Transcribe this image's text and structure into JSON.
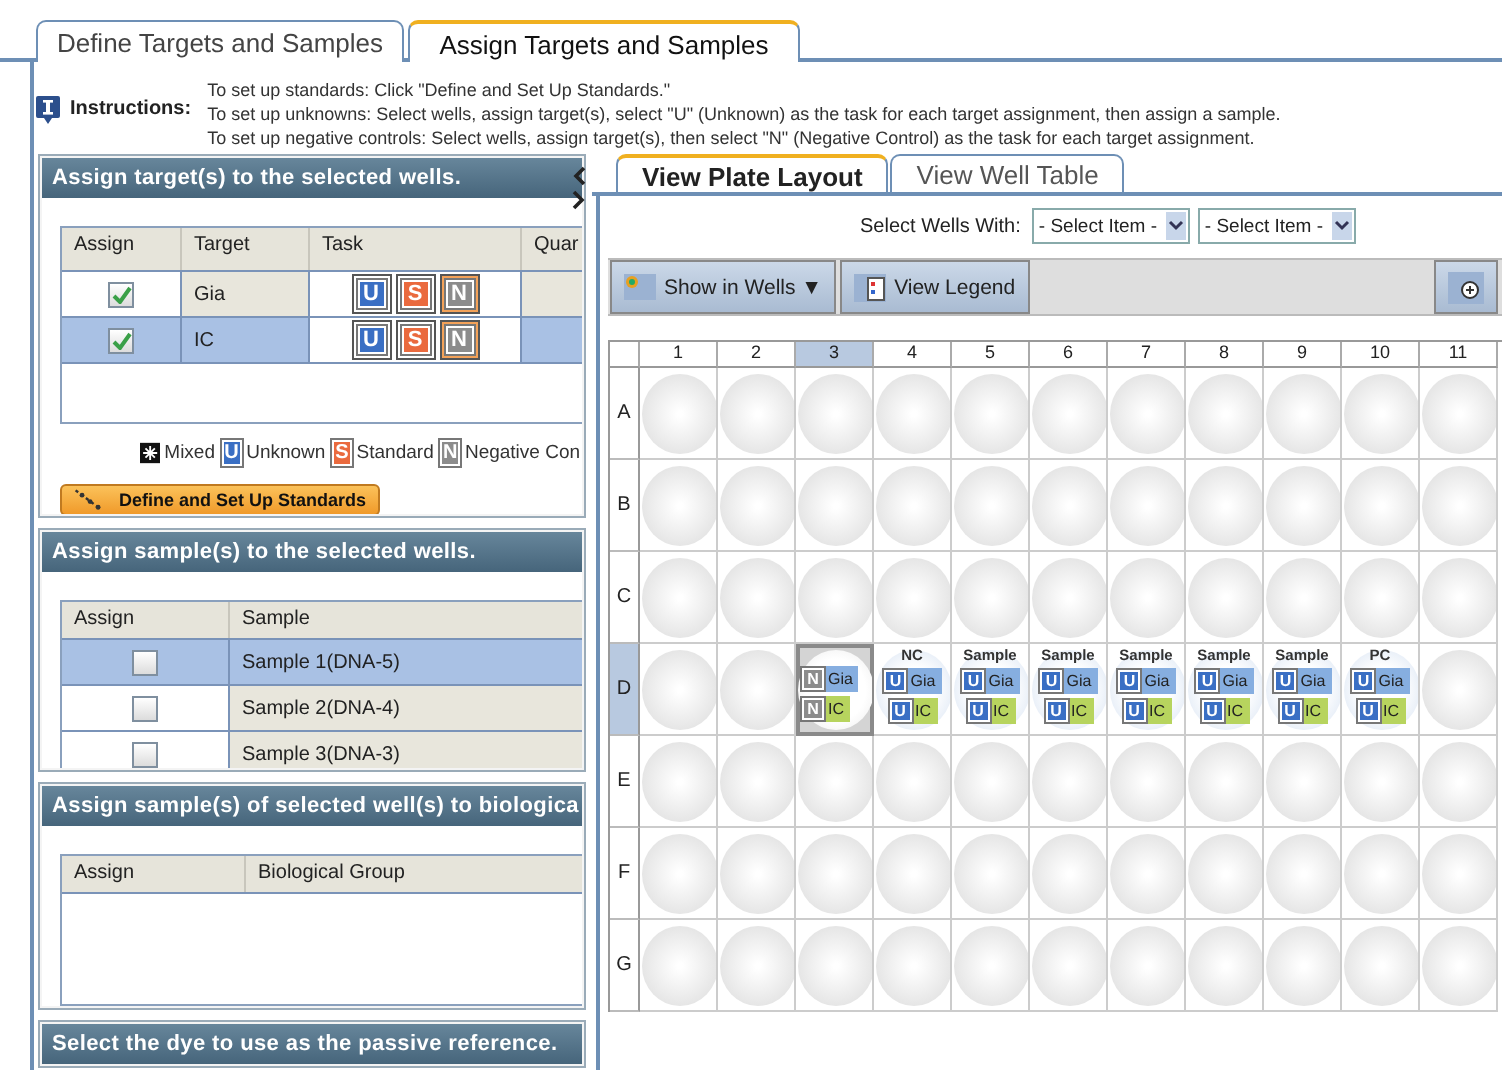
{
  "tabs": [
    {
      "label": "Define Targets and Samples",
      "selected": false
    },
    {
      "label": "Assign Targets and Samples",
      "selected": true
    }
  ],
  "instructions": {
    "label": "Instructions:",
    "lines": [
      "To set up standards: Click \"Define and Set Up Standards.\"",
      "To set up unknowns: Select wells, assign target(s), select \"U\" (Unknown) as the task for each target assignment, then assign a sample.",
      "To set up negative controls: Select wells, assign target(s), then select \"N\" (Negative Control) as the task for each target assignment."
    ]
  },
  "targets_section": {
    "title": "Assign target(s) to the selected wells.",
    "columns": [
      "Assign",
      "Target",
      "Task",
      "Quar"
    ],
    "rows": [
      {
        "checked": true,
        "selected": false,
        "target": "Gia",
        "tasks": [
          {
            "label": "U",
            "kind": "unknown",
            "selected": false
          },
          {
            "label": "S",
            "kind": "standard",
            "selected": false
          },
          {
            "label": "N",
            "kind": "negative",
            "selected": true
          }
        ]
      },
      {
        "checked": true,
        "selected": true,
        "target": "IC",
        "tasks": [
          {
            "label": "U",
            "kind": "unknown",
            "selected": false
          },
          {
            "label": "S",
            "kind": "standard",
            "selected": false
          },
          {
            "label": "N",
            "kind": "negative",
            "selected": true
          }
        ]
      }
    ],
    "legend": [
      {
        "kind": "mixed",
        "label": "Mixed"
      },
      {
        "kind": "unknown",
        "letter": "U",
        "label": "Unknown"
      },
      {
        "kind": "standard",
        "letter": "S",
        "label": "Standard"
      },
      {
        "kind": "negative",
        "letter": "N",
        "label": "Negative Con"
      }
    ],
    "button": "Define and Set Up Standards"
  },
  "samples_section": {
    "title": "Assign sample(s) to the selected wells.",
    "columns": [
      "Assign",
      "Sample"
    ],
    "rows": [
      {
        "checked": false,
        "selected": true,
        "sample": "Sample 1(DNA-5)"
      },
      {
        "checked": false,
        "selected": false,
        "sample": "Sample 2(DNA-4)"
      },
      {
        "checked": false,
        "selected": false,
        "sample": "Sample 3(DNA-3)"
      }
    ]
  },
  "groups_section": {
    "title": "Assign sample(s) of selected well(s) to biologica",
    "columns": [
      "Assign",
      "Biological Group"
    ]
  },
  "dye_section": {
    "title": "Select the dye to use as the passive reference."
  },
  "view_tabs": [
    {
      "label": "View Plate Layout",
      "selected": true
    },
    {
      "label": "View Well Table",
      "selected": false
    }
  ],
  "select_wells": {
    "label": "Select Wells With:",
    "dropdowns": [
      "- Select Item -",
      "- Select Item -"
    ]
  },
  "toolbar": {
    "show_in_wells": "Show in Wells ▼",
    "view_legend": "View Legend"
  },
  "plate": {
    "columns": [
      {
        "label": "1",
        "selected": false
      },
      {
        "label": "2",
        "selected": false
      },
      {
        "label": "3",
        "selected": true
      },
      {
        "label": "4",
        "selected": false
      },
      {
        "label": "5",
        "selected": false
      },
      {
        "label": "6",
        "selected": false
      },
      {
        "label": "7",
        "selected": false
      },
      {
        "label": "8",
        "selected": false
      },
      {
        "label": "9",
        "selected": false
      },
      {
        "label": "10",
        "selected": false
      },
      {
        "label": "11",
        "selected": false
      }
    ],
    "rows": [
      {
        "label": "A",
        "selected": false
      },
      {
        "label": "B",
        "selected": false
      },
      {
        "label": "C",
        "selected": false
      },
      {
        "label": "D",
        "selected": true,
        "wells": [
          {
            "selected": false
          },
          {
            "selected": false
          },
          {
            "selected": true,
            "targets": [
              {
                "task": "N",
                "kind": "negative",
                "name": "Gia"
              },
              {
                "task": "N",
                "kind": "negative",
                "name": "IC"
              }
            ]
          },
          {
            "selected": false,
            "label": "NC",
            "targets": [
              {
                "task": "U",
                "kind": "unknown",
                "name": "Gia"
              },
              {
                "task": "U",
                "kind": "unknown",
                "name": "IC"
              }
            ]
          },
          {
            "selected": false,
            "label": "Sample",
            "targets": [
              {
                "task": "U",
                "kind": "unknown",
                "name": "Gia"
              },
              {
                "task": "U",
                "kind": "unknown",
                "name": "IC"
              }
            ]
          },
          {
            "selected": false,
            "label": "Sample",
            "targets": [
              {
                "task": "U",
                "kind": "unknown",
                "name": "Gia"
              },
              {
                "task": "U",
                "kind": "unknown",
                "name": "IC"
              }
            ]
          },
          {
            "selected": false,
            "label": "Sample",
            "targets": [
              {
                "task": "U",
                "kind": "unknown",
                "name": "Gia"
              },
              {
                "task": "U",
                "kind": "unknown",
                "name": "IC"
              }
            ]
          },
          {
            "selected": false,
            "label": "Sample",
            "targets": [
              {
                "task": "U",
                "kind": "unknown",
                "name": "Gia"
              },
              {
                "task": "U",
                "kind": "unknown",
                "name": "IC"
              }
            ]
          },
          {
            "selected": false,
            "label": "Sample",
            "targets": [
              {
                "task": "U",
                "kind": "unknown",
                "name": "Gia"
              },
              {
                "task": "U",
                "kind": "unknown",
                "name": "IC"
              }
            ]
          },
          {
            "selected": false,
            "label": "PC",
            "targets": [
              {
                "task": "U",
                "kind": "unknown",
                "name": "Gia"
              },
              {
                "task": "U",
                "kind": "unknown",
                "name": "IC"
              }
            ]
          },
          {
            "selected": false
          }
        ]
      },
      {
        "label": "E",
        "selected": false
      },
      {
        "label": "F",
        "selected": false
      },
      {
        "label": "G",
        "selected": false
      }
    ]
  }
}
***
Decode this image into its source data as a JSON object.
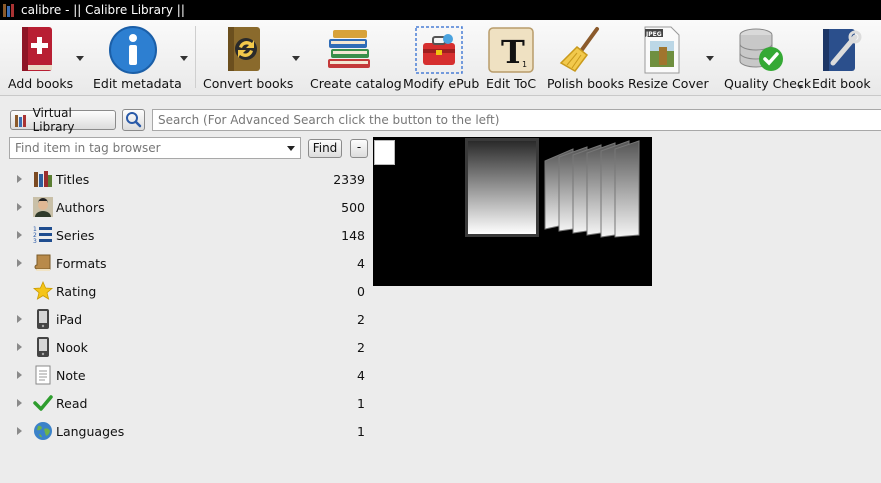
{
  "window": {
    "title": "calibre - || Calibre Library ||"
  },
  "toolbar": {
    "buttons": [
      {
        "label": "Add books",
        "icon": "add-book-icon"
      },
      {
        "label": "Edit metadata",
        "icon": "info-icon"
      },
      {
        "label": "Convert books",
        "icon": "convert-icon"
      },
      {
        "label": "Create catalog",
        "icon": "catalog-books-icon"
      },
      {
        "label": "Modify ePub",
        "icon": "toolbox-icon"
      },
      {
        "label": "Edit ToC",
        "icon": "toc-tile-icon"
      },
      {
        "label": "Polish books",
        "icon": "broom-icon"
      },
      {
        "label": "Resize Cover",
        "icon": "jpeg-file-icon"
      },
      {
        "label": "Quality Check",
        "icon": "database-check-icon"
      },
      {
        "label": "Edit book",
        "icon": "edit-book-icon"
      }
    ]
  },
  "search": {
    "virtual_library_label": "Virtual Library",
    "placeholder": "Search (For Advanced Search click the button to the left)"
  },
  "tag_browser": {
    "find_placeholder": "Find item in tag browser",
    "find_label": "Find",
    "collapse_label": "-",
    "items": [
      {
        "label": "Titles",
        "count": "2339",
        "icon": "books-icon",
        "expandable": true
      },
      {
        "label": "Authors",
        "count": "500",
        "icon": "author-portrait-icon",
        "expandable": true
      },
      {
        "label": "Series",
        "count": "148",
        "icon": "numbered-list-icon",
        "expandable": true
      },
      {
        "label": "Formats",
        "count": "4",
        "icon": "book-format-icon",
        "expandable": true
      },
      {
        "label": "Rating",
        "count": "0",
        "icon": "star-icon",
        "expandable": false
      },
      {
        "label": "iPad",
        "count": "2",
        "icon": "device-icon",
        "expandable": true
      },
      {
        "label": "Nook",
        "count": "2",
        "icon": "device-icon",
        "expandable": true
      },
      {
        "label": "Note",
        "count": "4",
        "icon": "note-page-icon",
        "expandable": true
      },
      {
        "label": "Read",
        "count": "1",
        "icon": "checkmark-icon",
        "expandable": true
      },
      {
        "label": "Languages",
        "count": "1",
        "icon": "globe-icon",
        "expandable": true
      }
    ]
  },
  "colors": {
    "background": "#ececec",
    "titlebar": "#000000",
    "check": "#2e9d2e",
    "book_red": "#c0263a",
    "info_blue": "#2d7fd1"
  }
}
***
**Goal of the exercise:** In the listing above, find each line with the word "into" and copy it.

**Task output:**
Transcribe this image's text and structure into JSON.
Decode this image into its source data as a JSON object.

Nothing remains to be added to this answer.